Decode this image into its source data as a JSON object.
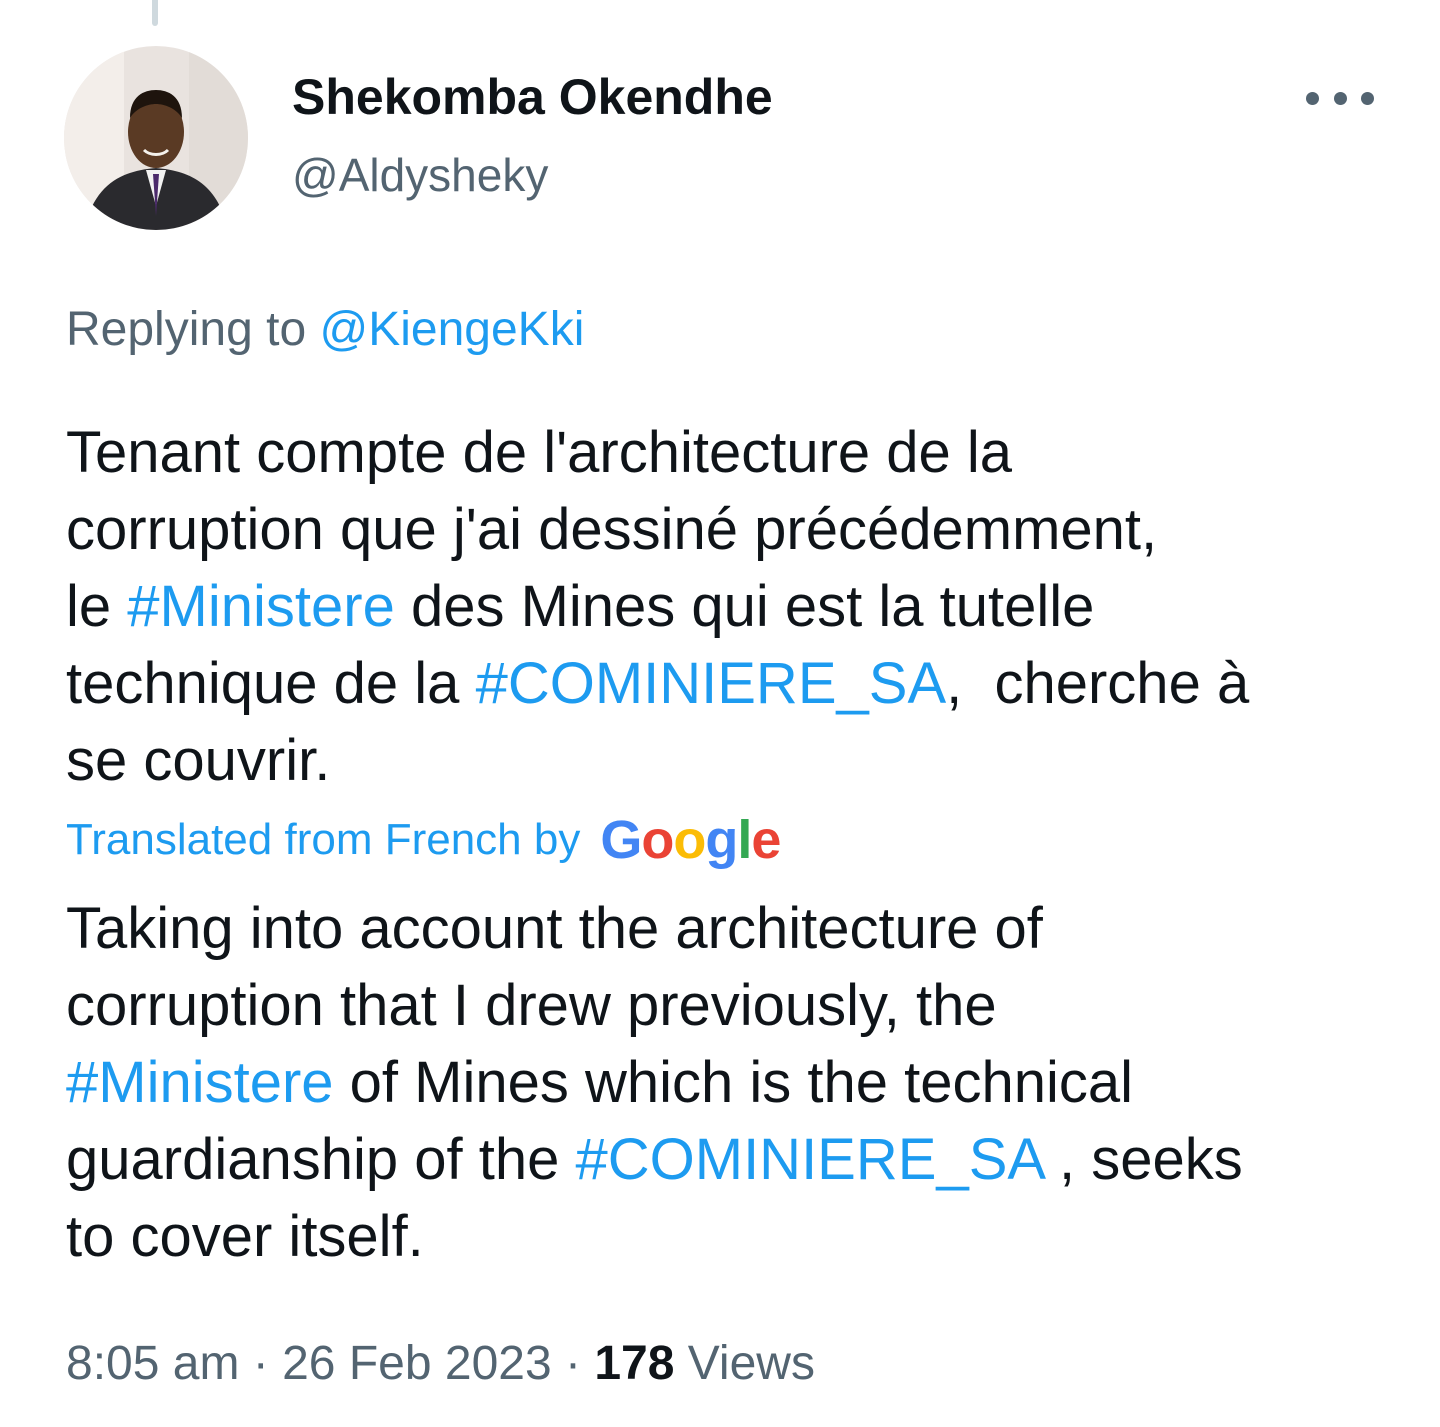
{
  "author": {
    "display_name": "Shekomba Okendhe",
    "handle": "@Aldysheky",
    "avatar_icon": "profile-photo"
  },
  "more_icon": "more-horizontal-icon",
  "reply": {
    "prefix": "Replying to",
    "mention": "@KiengeKki"
  },
  "tweet": {
    "line1": "Tenant compte de l'architecture de la",
    "line2": "corruption que j'ai dessiné précédemment,",
    "line3_a": "le",
    "line3_hashtag": "#Ministere",
    "line3_b": "des Mines qui est la tutelle",
    "line4_a": "technique de la",
    "line4_hashtag": "#COMINIERE_SA",
    "line4_b": ",  cherche à",
    "line5": "se couvrir."
  },
  "translation": {
    "label": "Translated from French by",
    "provider_letters": [
      "G",
      "o",
      "o",
      "g",
      "l",
      "e"
    ],
    "line1": "Taking into account the architecture of",
    "line2": "corruption that I drew previously, the",
    "line3_hashtag": "#Ministere",
    "line3_b": "of Mines which is the technical",
    "line4_a": "guardianship of the",
    "line4_hashtag": "#COMINIERE_SA",
    "line4_b": ", seeks",
    "line5": "to cover itself."
  },
  "meta": {
    "time": "8:05 am",
    "separator": "·",
    "date": "26 Feb 2023",
    "views_count": "178",
    "views_label": "Views"
  },
  "colors": {
    "link": "#1d9bf0",
    "text": "#0f1419",
    "secondary": "#536471",
    "google_blue": "#4285f4",
    "google_red": "#ea4335",
    "google_yellow": "#fbbc05",
    "google_green": "#34a853"
  }
}
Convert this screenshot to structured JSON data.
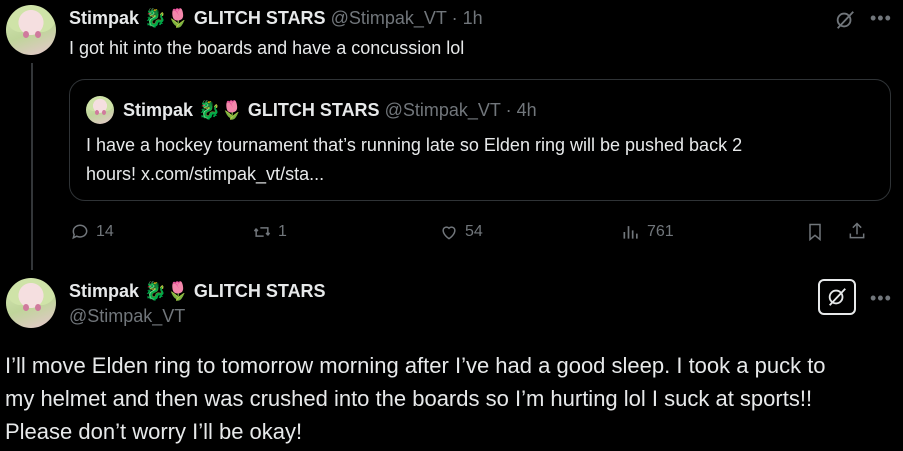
{
  "post1": {
    "display_name": "Stimpak",
    "org_label": "GLITCH STARS",
    "handle": "@Stimpak_VT",
    "time": "1h",
    "text": "I got hit into the boards and have a concussion lol",
    "quote": {
      "display_name": "Stimpak",
      "org_label": "GLITCH STARS",
      "handle": "@Stimpak_VT",
      "time": "4h",
      "text_line1": "I have a hockey tournament that’s running late so Elden ring will be pushed back 2",
      "text_line2": "hours! x.com/stimpak_vt/sta..."
    },
    "stats": {
      "replies": "14",
      "reposts": "1",
      "likes": "54",
      "views": "761"
    }
  },
  "post2": {
    "display_name": "Stimpak",
    "org_label": "GLITCH STARS",
    "handle": "@Stimpak_VT",
    "text_line1": "I’ll move Elden ring to tomorrow morning after I’ve had a good sleep. I took a puck to",
    "text_line2": "my helmet and then was crushed into the boards so I’m hurting lol I suck at sports!!",
    "text_line3": "Please don’t worry I’ll be okay!"
  },
  "icons": {
    "dragon": "🐉",
    "tulip": "🌷",
    "separator": "·"
  }
}
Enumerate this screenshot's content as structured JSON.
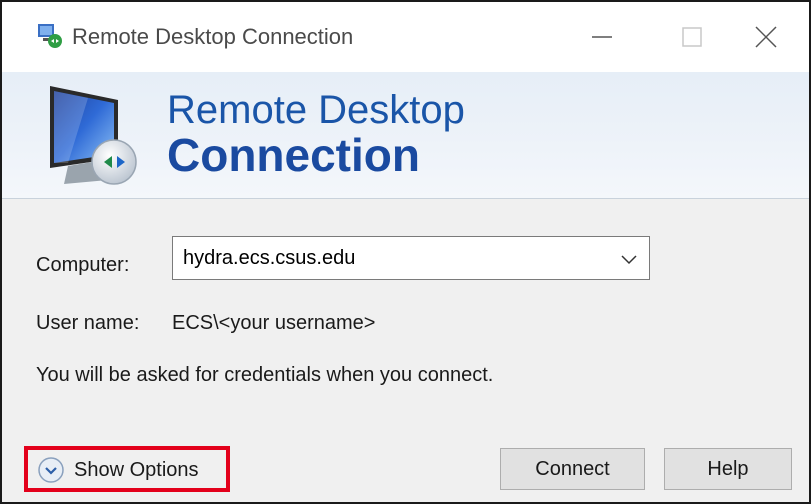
{
  "window": {
    "title": "Remote Desktop Connection",
    "icon": "remote-desktop-app-icon"
  },
  "banner": {
    "line1": "Remote Desktop",
    "line2": "Connection",
    "icon": "monitor-remote-icon"
  },
  "form": {
    "computer_label": "Computer:",
    "computer_value": "hydra.ecs.csus.edu",
    "username_label": "User name:",
    "username_value": "ECS\\<your username>",
    "info": "You will be asked for credentials when you connect."
  },
  "footer": {
    "show_options_label": "Show Options",
    "connect_label": "Connect",
    "help_label": "Help"
  },
  "colors": {
    "highlight": "#e3001b",
    "banner_text": "#1a55a8"
  }
}
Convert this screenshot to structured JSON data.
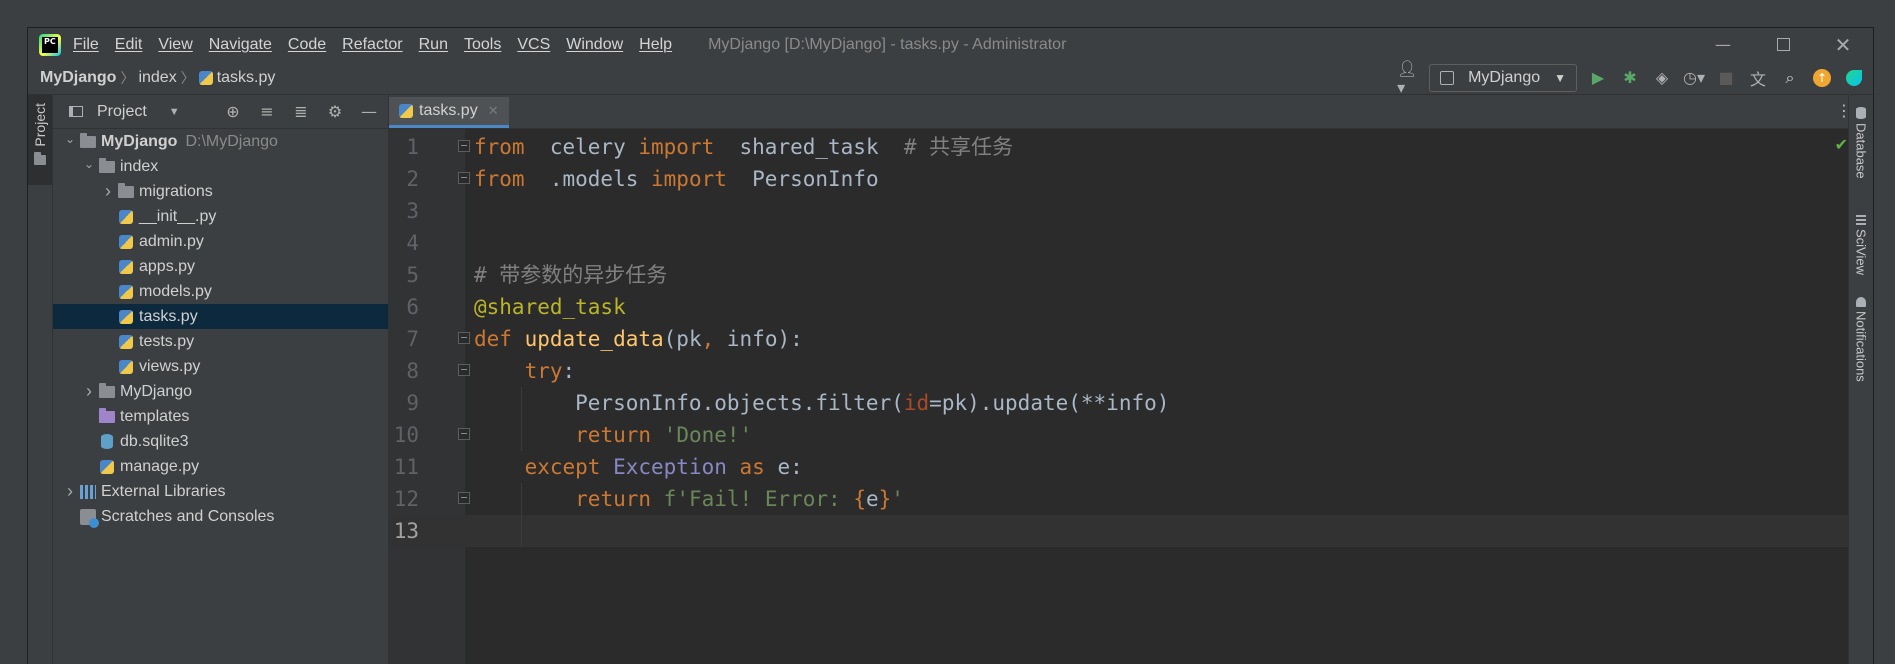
{
  "app": {
    "logo_text": "PC",
    "window_title": "MyDjango [D:\\MyDjango] - tasks.py - Administrator",
    "menu": [
      "File",
      "Edit",
      "View",
      "Navigate",
      "Code",
      "Refactor",
      "Run",
      "Tools",
      "VCS",
      "Window",
      "Help"
    ]
  },
  "breadcrumb": {
    "project": "MyDjango",
    "folder": "index",
    "file": "tasks.py"
  },
  "toolbar": {
    "run_config": "MyDjango"
  },
  "left_stripe": {
    "project_tab": "Project"
  },
  "project_panel": {
    "title": "Project",
    "tree": [
      {
        "label": "MyDjango",
        "hint": "D:\\MyDjango",
        "icon": "folder-icon",
        "level": 0,
        "expanded": true,
        "bold": true
      },
      {
        "label": "index",
        "icon": "folder-icon",
        "level": 1,
        "expanded": true
      },
      {
        "label": "migrations",
        "icon": "folder-icon",
        "level": 2,
        "expanded": false
      },
      {
        "label": "__init__.py",
        "icon": "python-file-icon",
        "level": 2
      },
      {
        "label": "admin.py",
        "icon": "python-file-icon",
        "level": 2
      },
      {
        "label": "apps.py",
        "icon": "python-file-icon",
        "level": 2
      },
      {
        "label": "models.py",
        "icon": "python-file-icon",
        "level": 2
      },
      {
        "label": "tasks.py",
        "icon": "python-file-icon",
        "level": 2,
        "selected": true
      },
      {
        "label": "tests.py",
        "icon": "python-file-icon",
        "level": 2
      },
      {
        "label": "views.py",
        "icon": "python-file-icon",
        "level": 2
      },
      {
        "label": "MyDjango",
        "icon": "folder-icon",
        "level": 1,
        "expanded": false
      },
      {
        "label": "templates",
        "icon": "template-folder-icon",
        "level": 1
      },
      {
        "label": "db.sqlite3",
        "icon": "database-file-icon",
        "level": 1
      },
      {
        "label": "manage.py",
        "icon": "python-file-icon",
        "level": 1
      },
      {
        "label": "External Libraries",
        "icon": "libraries-icon",
        "level": 0,
        "expanded": false
      },
      {
        "label": "Scratches and Consoles",
        "icon": "scratches-icon",
        "level": 0
      }
    ]
  },
  "editor": {
    "tab_label": "tasks.py",
    "current_line": 13,
    "lines": [
      {
        "n": "1",
        "tokens": [
          [
            "kw",
            "from"
          ],
          [
            "",
            "  celery "
          ],
          [
            "kw",
            "import"
          ],
          [
            "",
            "  shared_task  "
          ],
          [
            "cm",
            "# 共享任务"
          ]
        ]
      },
      {
        "n": "2",
        "tokens": [
          [
            "kw",
            "from"
          ],
          [
            "",
            "  .models "
          ],
          [
            "kw",
            "import"
          ],
          [
            "",
            "  PersonInfo"
          ]
        ]
      },
      {
        "n": "3",
        "tokens": []
      },
      {
        "n": "4",
        "tokens": []
      },
      {
        "n": "5",
        "tokens": [
          [
            "cm",
            "# 带参数的异步任务"
          ]
        ]
      },
      {
        "n": "6",
        "tokens": [
          [
            "dec",
            "@shared_task"
          ]
        ]
      },
      {
        "n": "7",
        "tokens": [
          [
            "kw",
            "def "
          ],
          [
            "fn",
            "update_data"
          ],
          [
            "",
            "(pk"
          ],
          [
            "kw",
            ","
          ],
          [
            "",
            " info):"
          ]
        ]
      },
      {
        "n": "8",
        "tokens": [
          [
            "",
            "    "
          ],
          [
            "kw",
            "try"
          ],
          [
            "",
            ":"
          ]
        ]
      },
      {
        "n": "9",
        "tokens": [
          [
            "",
            "        PersonInfo.objects.filter("
          ],
          [
            "param",
            "id"
          ],
          [
            "",
            "=pk).update(**info)"
          ]
        ]
      },
      {
        "n": "10",
        "tokens": [
          [
            "",
            "        "
          ],
          [
            "kw",
            "return "
          ],
          [
            "st",
            "'Done!'"
          ]
        ]
      },
      {
        "n": "11",
        "tokens": [
          [
            "",
            "    "
          ],
          [
            "kw",
            "except "
          ],
          [
            "bi",
            "Exception "
          ],
          [
            "kw",
            "as "
          ],
          [
            "",
            "e:"
          ]
        ]
      },
      {
        "n": "12",
        "tokens": [
          [
            "",
            "        "
          ],
          [
            "kw",
            "return "
          ],
          [
            "st",
            "f'Fail! Error: "
          ],
          [
            "kw",
            "{"
          ],
          [
            "",
            "e"
          ],
          [
            "kw",
            "}"
          ],
          [
            "st",
            "'"
          ]
        ]
      },
      {
        "n": "13",
        "tokens": []
      }
    ],
    "fold_markers": [
      1,
      2,
      7,
      8,
      10,
      12
    ]
  },
  "right_stripe": {
    "tabs": [
      "Database",
      "SciView",
      "Notifications"
    ]
  }
}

Aim – Scan the records above for the string "have", then select every line that holds it.

Expected output –
    "text": "I got hit into the boards and have a concussion lol",
      "text_line1": "I have a hockey tournament that’s running late so Elden ring will be pushed back 2",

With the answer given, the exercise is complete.